◆ What you need to do
Look for the word "Daño" in the entries below, then copy every line that has it.

◆ Provided information
^^^^
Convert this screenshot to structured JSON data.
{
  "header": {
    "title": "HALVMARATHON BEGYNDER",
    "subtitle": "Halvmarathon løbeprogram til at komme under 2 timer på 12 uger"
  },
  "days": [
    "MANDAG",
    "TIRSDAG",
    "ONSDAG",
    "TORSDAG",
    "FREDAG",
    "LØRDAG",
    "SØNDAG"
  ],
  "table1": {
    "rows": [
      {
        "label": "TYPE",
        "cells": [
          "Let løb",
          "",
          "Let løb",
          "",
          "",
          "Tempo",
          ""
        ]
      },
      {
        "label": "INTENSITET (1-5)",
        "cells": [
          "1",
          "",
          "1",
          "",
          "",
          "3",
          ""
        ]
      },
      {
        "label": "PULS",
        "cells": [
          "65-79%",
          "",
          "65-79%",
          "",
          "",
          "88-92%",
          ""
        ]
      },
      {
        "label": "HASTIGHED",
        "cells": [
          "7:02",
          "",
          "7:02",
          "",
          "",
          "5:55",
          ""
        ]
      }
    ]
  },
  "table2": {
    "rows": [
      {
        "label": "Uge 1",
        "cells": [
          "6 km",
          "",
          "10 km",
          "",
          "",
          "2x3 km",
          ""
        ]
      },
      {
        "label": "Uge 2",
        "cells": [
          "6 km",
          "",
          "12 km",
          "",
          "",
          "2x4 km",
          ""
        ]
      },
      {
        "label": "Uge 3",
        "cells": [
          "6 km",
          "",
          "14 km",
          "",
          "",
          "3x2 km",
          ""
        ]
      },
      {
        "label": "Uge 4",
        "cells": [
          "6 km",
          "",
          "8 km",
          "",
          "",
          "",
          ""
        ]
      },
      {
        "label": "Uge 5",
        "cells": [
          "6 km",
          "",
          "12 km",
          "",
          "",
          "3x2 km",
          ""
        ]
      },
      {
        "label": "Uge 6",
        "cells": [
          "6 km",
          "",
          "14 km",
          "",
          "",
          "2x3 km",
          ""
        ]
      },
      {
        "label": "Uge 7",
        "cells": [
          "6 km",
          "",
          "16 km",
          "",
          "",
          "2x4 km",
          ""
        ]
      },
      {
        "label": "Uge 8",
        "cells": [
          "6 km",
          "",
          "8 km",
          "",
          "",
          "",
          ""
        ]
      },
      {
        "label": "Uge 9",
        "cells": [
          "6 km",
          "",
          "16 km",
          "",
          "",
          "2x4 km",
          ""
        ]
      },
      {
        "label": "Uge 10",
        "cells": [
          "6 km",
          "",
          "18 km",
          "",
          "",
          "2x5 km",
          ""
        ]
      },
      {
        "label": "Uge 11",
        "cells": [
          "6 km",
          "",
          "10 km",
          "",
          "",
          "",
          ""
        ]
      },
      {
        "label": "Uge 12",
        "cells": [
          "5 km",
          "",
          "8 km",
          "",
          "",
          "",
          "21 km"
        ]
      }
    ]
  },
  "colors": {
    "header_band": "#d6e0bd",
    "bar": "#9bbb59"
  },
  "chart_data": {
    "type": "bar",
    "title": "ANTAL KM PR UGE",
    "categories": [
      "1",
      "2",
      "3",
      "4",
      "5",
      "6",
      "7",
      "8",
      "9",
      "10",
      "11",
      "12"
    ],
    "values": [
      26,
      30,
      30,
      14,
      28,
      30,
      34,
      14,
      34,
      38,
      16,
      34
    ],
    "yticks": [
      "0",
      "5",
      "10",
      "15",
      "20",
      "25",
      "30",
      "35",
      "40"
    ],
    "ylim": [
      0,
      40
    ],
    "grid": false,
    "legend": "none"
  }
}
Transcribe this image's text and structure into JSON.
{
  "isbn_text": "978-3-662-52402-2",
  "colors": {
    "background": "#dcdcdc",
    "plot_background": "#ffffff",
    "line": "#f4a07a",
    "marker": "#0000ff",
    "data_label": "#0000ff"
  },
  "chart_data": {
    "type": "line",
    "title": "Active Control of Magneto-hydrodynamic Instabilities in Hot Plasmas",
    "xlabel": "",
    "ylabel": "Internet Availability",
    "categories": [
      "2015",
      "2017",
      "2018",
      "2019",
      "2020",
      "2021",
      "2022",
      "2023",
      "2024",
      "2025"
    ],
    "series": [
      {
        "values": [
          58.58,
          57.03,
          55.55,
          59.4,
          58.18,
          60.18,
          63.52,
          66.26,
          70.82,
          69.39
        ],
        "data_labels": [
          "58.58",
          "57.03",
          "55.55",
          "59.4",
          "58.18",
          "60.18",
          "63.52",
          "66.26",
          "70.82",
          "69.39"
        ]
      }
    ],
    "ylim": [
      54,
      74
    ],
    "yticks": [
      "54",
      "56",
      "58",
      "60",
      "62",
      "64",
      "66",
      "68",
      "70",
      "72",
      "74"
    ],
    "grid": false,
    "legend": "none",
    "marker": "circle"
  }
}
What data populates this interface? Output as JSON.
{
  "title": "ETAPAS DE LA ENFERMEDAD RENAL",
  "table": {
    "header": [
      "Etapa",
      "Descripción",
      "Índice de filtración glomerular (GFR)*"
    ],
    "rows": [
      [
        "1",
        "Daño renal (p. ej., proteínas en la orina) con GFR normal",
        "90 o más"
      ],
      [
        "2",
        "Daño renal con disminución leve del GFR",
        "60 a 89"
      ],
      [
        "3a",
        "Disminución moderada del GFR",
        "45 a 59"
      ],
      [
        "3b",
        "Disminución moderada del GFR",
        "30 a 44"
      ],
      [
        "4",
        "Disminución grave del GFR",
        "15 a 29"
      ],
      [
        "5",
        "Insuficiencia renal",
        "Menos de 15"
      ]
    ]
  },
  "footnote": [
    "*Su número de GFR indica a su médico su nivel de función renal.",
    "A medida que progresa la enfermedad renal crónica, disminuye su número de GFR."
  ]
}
^^^^
◆ Written answer
        "Daño renal (p. ej., proteínas en la orina) con GFR normal",
        "Daño renal con disminución leve del GFR",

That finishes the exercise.